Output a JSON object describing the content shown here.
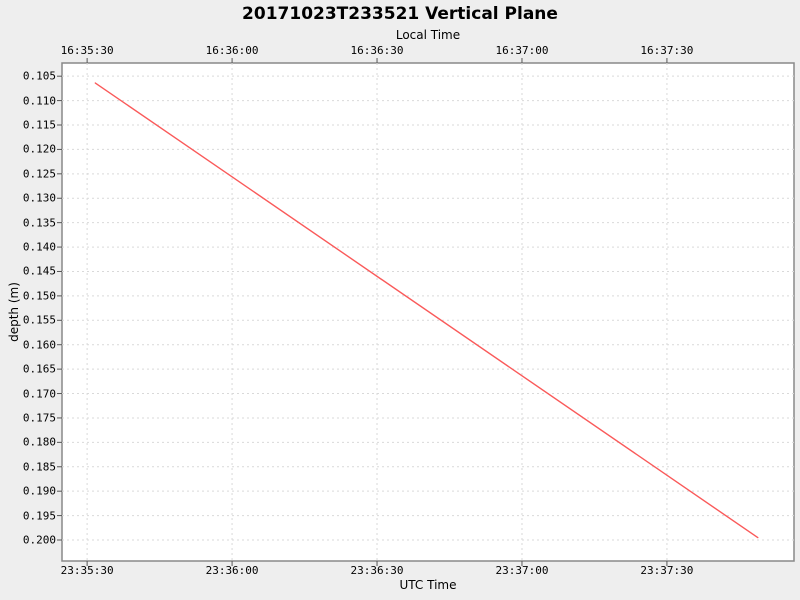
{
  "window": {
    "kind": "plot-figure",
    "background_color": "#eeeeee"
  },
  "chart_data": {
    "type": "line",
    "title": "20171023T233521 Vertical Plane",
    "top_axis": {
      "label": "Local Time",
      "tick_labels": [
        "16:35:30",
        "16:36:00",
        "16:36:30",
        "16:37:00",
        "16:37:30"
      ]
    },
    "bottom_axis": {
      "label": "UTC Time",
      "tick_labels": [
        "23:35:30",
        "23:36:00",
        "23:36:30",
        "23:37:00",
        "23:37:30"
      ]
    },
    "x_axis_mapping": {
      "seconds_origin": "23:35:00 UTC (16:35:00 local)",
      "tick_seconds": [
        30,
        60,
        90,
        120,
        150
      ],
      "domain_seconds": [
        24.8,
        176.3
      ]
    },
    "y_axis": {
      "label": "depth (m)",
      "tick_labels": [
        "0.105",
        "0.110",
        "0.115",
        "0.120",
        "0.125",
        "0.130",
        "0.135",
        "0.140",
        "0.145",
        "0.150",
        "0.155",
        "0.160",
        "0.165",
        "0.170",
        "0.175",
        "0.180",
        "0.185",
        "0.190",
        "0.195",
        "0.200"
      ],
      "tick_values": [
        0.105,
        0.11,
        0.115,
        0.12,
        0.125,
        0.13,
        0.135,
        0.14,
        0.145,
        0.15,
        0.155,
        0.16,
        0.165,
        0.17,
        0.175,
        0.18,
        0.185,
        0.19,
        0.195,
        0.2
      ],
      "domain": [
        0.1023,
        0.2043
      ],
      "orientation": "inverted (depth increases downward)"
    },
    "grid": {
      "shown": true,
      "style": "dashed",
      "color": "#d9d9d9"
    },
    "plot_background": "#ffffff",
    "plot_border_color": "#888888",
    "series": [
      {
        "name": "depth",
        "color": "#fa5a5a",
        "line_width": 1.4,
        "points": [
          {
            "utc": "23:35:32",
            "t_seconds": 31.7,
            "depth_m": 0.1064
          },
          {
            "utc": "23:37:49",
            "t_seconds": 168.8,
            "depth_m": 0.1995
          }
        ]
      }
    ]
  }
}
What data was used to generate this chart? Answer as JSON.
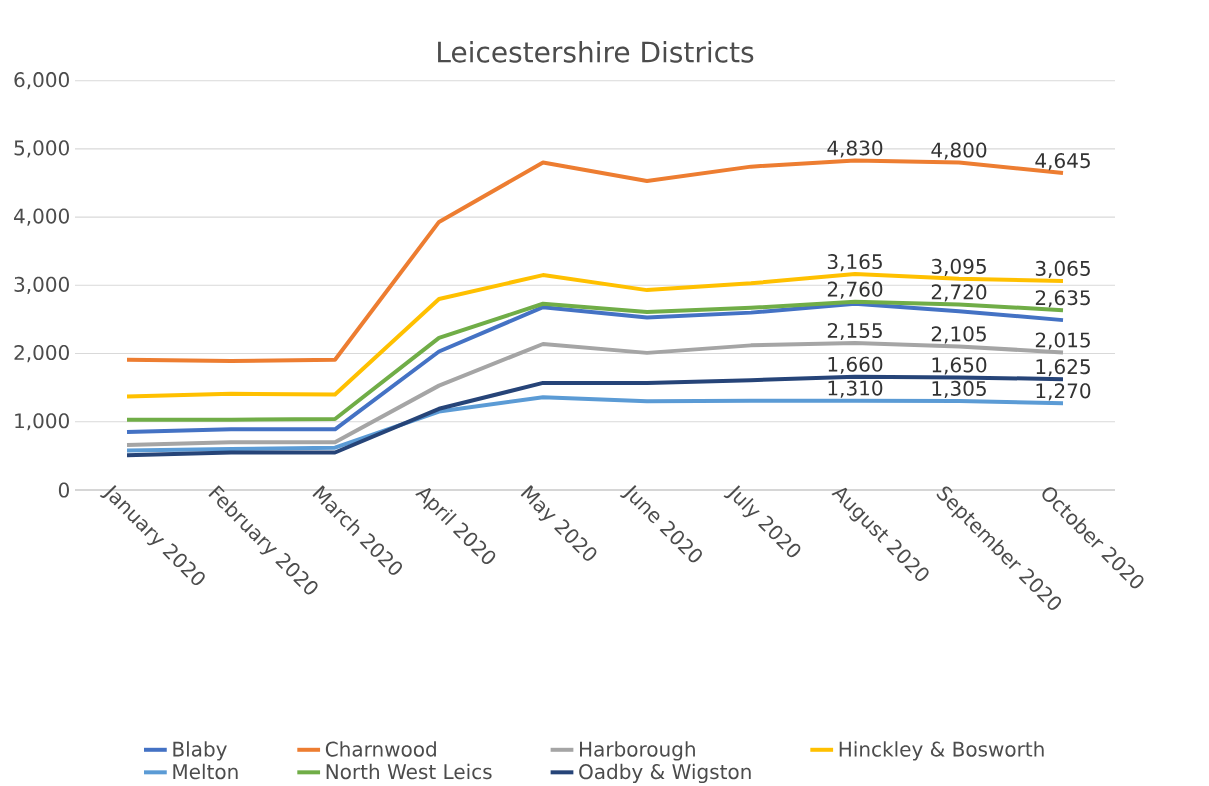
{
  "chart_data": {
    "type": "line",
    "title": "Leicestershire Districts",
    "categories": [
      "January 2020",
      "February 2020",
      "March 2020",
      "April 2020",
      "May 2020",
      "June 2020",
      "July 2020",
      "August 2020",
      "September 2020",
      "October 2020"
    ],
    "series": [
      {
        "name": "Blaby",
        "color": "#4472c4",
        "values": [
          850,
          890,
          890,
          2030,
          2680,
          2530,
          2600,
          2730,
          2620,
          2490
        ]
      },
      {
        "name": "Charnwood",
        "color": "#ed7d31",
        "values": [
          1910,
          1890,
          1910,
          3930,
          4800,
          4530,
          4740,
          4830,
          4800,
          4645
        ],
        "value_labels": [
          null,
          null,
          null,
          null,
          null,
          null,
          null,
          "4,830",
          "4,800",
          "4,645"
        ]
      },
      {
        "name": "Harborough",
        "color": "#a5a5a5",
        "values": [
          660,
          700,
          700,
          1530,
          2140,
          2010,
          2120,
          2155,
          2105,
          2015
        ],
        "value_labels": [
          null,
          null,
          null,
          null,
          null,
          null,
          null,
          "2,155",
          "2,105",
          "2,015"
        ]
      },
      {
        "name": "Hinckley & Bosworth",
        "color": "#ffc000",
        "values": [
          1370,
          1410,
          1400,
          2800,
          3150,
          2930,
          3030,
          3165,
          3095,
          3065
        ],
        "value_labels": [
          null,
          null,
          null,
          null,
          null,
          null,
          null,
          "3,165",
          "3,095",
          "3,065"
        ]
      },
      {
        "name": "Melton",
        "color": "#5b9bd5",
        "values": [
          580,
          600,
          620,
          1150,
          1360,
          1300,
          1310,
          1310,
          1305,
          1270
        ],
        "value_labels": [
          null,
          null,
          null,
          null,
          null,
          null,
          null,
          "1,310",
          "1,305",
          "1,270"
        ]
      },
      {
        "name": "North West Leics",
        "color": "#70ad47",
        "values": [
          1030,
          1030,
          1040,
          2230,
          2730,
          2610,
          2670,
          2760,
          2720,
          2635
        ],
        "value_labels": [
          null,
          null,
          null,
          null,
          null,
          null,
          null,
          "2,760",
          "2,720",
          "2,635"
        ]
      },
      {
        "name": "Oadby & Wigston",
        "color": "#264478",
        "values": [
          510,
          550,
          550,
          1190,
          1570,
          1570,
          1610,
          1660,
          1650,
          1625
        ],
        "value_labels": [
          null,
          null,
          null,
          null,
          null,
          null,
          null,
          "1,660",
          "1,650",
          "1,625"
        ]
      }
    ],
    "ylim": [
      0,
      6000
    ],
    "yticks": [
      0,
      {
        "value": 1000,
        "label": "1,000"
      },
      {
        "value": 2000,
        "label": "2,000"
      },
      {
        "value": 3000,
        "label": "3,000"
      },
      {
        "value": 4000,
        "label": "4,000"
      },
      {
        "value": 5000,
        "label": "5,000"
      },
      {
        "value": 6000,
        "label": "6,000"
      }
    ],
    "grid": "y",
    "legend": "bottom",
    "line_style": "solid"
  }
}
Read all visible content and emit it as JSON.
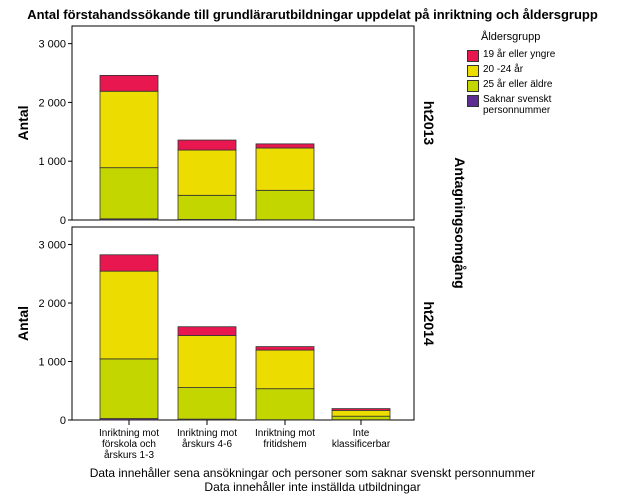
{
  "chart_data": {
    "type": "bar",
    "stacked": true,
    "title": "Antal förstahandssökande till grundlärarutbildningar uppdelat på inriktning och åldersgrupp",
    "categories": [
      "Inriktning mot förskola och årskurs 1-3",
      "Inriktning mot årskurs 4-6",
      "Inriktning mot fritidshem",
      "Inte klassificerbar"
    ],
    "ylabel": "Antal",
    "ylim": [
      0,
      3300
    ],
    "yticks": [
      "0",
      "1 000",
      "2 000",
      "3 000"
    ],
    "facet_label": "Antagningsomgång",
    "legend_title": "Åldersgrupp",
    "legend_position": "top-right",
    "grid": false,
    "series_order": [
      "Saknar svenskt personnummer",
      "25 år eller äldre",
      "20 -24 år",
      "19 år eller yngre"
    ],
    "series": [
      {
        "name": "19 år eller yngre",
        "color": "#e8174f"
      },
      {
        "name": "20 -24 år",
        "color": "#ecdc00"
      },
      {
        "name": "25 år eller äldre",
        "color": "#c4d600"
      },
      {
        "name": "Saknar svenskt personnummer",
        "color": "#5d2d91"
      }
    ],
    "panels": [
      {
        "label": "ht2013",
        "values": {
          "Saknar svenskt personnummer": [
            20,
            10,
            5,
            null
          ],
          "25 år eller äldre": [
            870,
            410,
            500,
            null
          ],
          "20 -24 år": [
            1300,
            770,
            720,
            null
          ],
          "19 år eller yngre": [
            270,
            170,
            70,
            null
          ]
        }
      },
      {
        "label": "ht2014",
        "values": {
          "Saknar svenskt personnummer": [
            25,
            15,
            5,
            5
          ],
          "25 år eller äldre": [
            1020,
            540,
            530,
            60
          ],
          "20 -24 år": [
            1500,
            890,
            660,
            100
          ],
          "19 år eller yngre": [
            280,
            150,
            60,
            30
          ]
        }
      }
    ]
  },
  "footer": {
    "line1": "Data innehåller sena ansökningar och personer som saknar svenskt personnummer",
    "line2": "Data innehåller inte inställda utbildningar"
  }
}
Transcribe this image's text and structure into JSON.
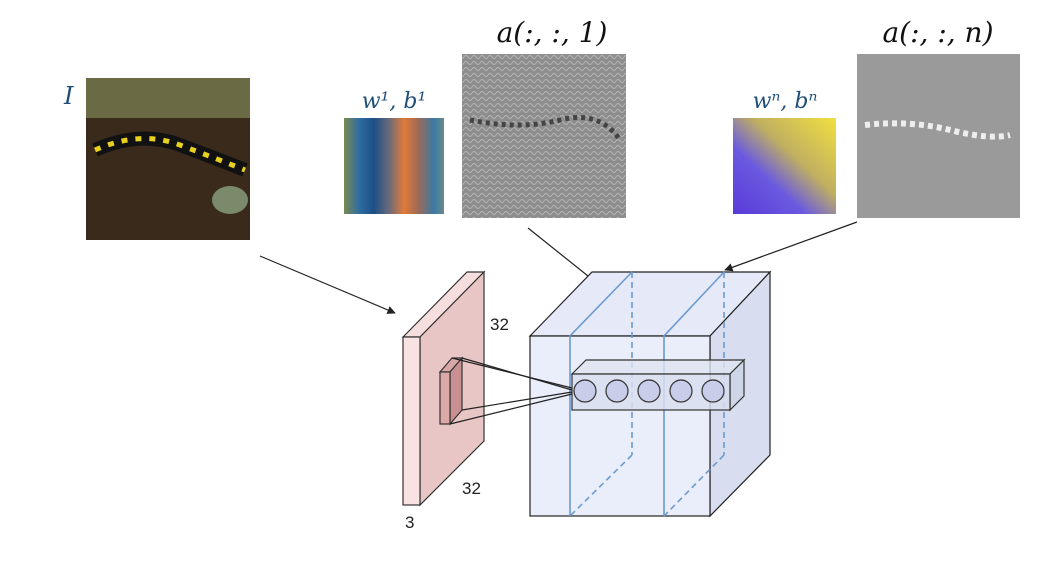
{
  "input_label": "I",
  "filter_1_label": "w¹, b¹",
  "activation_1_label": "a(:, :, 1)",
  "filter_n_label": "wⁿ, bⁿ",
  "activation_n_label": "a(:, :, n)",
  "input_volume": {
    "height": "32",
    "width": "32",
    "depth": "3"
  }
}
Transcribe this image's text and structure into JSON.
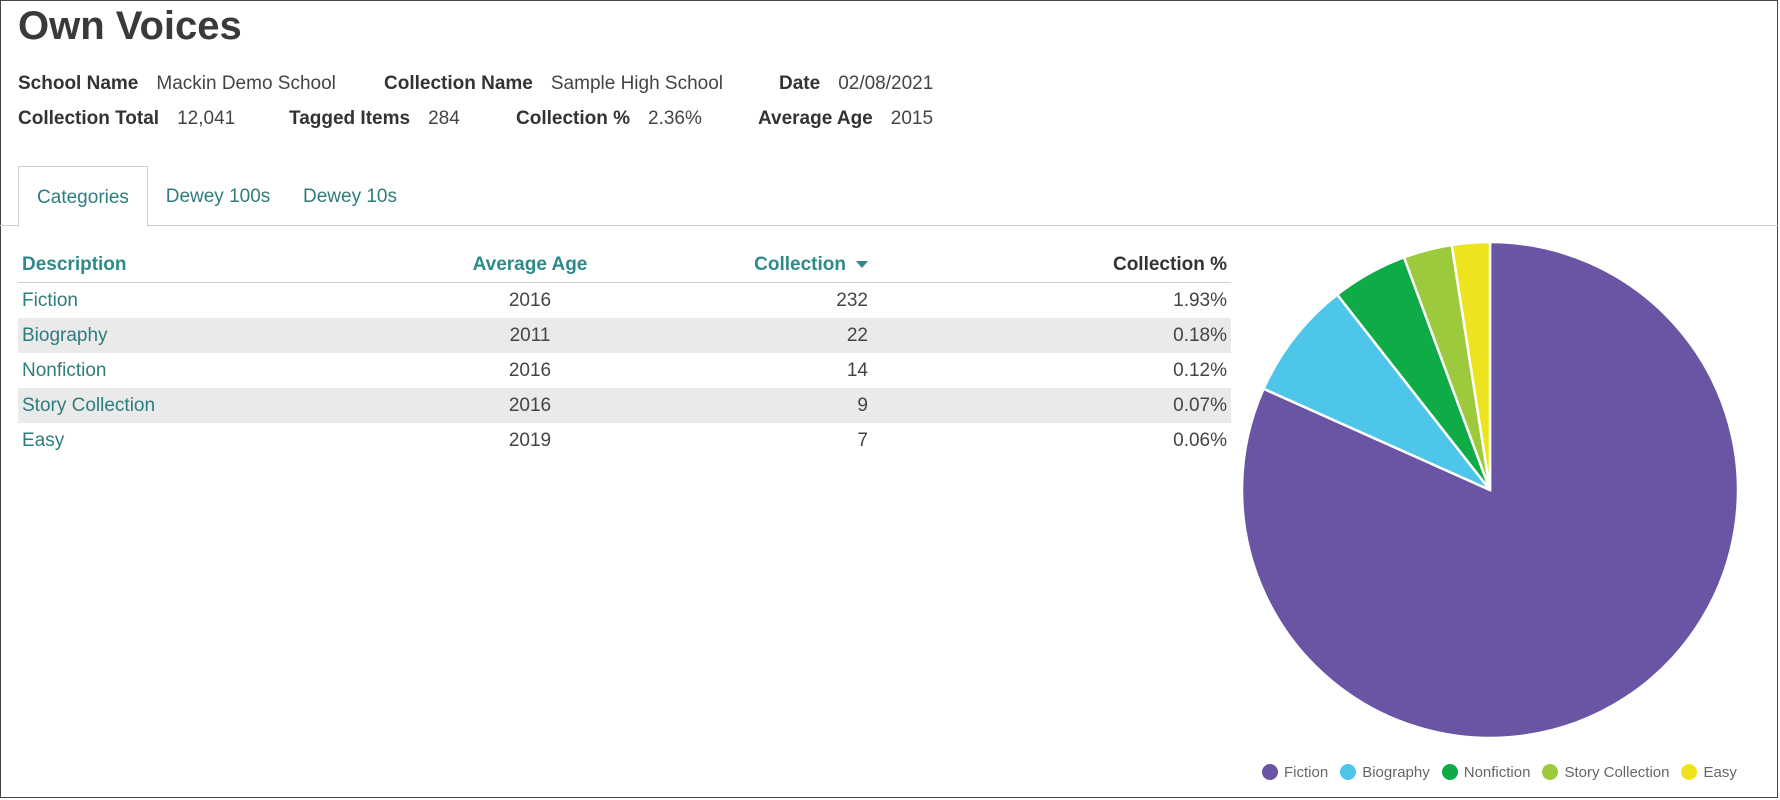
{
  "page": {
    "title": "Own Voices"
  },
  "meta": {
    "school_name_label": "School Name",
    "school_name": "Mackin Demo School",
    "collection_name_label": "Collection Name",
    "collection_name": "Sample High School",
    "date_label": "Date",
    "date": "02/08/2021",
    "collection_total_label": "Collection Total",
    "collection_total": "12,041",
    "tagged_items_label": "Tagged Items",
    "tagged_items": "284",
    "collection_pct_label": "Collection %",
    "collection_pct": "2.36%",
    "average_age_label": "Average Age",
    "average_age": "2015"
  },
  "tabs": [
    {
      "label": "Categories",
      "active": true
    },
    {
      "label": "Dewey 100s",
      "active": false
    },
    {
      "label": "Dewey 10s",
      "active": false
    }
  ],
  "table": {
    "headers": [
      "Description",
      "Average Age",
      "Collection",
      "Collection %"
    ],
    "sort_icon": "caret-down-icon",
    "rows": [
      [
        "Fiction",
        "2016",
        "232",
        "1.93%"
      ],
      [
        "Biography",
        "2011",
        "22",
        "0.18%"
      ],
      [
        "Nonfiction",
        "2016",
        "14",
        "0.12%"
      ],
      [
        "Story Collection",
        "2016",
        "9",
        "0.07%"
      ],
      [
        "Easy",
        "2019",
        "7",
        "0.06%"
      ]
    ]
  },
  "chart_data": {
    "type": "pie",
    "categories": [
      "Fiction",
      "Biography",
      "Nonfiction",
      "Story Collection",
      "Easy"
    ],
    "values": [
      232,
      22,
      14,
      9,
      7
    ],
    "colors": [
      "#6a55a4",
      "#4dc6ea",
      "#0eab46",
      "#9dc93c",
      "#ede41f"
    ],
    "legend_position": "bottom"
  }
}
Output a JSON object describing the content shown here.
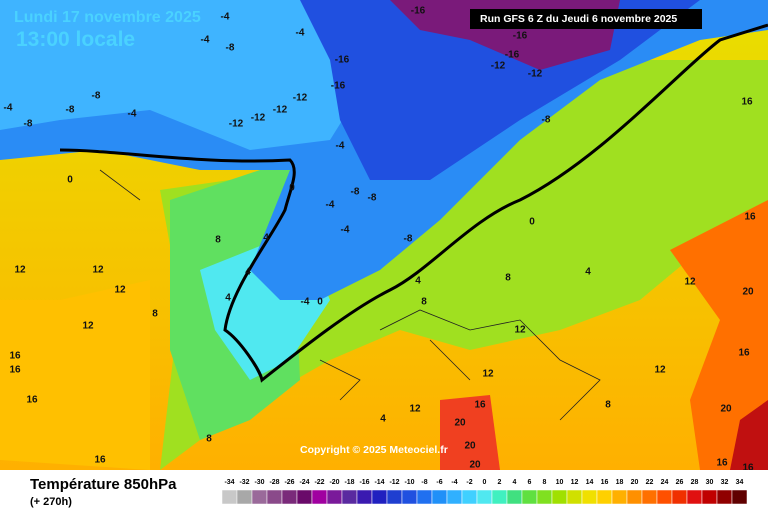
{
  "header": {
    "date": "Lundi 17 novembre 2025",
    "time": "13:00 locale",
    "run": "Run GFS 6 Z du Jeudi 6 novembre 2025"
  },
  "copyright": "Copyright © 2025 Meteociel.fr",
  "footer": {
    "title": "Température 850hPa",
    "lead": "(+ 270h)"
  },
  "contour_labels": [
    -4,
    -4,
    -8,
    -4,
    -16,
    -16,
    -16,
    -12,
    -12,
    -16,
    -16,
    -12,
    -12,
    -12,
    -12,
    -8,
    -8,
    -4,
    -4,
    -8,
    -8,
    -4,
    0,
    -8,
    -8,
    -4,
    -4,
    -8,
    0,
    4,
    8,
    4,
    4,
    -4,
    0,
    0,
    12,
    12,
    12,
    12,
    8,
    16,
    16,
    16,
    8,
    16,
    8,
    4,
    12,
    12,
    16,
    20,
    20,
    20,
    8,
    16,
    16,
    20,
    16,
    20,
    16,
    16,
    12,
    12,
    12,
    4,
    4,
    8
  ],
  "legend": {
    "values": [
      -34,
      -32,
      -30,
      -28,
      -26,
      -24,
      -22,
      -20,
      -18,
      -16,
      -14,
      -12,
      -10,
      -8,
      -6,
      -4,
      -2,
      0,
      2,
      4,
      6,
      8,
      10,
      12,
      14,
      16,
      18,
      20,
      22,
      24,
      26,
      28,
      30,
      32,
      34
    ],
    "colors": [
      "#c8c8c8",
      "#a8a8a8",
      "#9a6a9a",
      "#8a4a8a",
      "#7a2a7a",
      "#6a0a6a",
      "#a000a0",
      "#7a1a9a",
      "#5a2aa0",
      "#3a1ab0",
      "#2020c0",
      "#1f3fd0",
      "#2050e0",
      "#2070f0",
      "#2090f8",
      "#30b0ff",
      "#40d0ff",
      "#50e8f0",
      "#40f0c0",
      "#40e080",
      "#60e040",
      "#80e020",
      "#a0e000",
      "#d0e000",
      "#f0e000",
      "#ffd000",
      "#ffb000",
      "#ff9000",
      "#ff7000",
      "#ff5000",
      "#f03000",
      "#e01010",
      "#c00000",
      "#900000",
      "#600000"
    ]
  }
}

====

> _DIRECTIVE_
State the count of lines above containing the string "äldre", and add nothing to it.

> _TASK RESPONSE_
4